**Instructions to follow:** Repeat the material exactly, every line of it.

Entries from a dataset
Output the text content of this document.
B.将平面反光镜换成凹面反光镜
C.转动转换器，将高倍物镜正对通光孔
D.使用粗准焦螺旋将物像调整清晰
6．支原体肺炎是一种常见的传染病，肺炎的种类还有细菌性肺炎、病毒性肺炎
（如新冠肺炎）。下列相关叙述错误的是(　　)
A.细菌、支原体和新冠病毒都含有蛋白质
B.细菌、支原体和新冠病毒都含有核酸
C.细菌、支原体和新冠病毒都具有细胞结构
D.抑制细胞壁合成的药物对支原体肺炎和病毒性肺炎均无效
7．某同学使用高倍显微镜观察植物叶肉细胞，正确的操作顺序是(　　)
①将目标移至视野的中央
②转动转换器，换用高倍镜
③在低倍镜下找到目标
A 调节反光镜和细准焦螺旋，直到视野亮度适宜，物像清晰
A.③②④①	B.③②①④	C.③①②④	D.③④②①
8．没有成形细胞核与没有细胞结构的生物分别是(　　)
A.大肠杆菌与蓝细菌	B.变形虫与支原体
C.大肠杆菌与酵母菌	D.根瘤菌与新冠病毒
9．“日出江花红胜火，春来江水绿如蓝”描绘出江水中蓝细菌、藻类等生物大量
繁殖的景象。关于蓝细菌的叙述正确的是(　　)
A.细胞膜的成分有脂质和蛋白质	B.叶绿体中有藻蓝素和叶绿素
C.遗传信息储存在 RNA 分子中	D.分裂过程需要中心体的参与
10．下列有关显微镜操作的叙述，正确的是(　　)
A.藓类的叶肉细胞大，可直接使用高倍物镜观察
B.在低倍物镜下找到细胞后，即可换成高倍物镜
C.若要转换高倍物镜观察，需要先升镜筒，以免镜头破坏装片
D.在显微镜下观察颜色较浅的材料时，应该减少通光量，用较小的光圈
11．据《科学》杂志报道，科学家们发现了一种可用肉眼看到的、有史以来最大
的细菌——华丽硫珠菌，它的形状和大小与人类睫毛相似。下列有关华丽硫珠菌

**Written solution:**
Output the text content of this document.
B.将平面反光镜换成凹面反光镜
C.转动转换器，将高倍物镜正对通光孔
D.使用粗准焦螺旋将物像调整清晰
6．支原体肺炎是一种常见的传染病，肺炎的种类还有细菌性肺炎、病毒性肺炎
（如新冠肺炎）。下列相关叙述错误的是(　　)
A.细菌、支原体和新冠病毒都含有蛋白质
B.细菌、支原体和新冠病毒都含有核酸
C.细菌、支原体和新冠病毒都具有细胞结构
D.抑制细胞壁合成的药物对支原体肺炎和病毒性肺炎均无效
7．某同学使用高倍显微镜观察植物叶肉细胞，正确的操作顺序是(　　)
①将目标移至视野的中央
②转动转换器，换用高倍镜
③在低倍镜下找到目标
A 调节反光镜和细准焦螺旋，直到视野亮度适宜，物像清晰
A.③②④①	B.③②①④	C.③①②④	D.③④②①
8．没有成形细胞核与没有细胞结构的生物分别是(　　)
A.大肠杆菌与蓝细菌	B.变形虫与支原体
C.大肠杆菌与酵母菌	D.根瘤菌与新冠病毒
9．“日出江花红胜火，春来江水绿如蓝”描绘出江水中蓝细菌、藻类等生物大量
繁殖的景象。关于蓝细菌的叙述正确的是(　　)
A.细胞膜的成分有脂质和蛋白质	B.叶绿体中有藻蓝素和叶绿素
C.遗传信息储存在 RNA 分子中	D.分裂过程需要中心体的参与
10．下列有关显微镜操作的叙述，正确的是(　　)
A.藓类的叶肉细胞大，可直接使用高倍物镜观察
B.在低倍物镜下找到细胞后，即可换成高倍物镜
C.若要转换高倍物镜观察，需要先升镜筒，以免镜头破坏装片
D.在显微镜下观察颜色较浅的材料时，应该减少通光量，用较小的光圈
11．据《科学》杂志报道，科学家们发现了一种可用肉眼看到的、有史以来最大
的细菌——华丽硫珠菌，它的形状和大小与人类睫毛相似。下列有关华丽硫珠菌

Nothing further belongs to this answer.